:: Your task ::
Find each line with "ylabel" and copy it.

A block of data
* * *
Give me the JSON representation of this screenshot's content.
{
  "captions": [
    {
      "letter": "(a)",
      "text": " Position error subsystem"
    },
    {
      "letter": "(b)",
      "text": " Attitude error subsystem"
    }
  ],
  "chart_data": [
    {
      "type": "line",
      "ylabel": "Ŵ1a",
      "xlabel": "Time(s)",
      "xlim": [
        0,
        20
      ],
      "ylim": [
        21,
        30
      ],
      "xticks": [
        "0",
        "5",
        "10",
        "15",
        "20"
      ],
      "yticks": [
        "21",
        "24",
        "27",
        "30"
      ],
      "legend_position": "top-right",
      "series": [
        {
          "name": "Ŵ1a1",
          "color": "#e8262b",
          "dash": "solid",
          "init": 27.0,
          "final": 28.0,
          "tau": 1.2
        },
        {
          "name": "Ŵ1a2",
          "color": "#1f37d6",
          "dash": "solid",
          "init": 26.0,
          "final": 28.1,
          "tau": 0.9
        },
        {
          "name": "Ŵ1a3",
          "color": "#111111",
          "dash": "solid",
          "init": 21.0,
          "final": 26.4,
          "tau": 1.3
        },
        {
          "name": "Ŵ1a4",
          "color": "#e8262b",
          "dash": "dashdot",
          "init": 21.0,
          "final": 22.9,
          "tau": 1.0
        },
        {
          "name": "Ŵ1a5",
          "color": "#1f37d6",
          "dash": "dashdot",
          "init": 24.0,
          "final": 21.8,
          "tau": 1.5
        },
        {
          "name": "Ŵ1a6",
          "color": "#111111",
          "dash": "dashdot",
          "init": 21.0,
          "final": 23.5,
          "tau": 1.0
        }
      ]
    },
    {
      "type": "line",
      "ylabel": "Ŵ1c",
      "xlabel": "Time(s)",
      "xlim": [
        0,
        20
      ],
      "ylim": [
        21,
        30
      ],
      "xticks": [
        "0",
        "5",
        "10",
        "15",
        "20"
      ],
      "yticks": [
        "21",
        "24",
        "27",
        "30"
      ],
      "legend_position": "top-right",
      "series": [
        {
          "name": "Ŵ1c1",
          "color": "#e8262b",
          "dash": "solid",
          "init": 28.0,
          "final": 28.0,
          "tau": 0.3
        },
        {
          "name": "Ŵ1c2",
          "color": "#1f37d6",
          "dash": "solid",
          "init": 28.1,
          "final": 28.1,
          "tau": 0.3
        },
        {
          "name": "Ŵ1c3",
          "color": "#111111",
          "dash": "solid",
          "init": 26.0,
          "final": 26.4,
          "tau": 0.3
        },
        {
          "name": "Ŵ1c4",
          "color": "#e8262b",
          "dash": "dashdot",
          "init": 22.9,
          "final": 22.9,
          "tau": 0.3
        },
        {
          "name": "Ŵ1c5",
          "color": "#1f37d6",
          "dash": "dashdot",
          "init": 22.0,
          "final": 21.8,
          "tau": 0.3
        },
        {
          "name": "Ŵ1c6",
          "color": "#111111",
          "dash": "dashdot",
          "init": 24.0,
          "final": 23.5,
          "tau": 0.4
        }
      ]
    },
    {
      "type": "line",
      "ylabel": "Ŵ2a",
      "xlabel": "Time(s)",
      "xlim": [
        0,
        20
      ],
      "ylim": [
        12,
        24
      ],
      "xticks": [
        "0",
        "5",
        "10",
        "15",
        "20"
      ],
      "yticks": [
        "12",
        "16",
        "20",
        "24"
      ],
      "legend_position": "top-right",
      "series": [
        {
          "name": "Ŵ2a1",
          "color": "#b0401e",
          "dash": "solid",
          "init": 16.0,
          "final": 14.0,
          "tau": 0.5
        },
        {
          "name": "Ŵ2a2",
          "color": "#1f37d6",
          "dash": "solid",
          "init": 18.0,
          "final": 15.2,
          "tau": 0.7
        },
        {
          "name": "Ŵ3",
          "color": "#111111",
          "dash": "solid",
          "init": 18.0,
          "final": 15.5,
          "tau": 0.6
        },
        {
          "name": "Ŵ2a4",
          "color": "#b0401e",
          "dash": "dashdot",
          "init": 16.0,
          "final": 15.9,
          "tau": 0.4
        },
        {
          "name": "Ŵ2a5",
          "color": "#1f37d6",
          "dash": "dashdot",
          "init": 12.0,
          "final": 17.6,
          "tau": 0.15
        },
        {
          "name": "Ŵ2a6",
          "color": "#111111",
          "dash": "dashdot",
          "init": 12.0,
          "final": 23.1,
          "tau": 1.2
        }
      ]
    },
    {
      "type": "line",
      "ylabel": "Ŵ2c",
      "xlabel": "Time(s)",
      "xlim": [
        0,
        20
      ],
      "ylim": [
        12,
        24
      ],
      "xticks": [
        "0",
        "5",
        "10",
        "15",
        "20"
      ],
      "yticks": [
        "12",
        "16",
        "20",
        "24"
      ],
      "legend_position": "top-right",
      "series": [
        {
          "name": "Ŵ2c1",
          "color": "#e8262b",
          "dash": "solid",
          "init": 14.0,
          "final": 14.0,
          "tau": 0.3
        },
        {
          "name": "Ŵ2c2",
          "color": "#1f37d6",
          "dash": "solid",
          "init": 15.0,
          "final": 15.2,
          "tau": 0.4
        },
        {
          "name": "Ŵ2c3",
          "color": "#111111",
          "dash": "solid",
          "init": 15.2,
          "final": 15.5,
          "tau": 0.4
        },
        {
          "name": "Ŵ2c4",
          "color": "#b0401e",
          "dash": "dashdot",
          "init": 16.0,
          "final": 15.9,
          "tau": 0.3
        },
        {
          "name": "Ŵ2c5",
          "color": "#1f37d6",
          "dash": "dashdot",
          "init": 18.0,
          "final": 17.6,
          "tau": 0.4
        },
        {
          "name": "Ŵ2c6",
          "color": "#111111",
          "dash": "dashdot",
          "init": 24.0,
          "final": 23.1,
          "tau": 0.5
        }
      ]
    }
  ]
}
* * *
:: Response to the exercise ::
      "ylabel": "Ŵ1a",
      "ylabel": "Ŵ1c",
      "ylabel": "Ŵ2a",
      "ylabel": "Ŵ2c",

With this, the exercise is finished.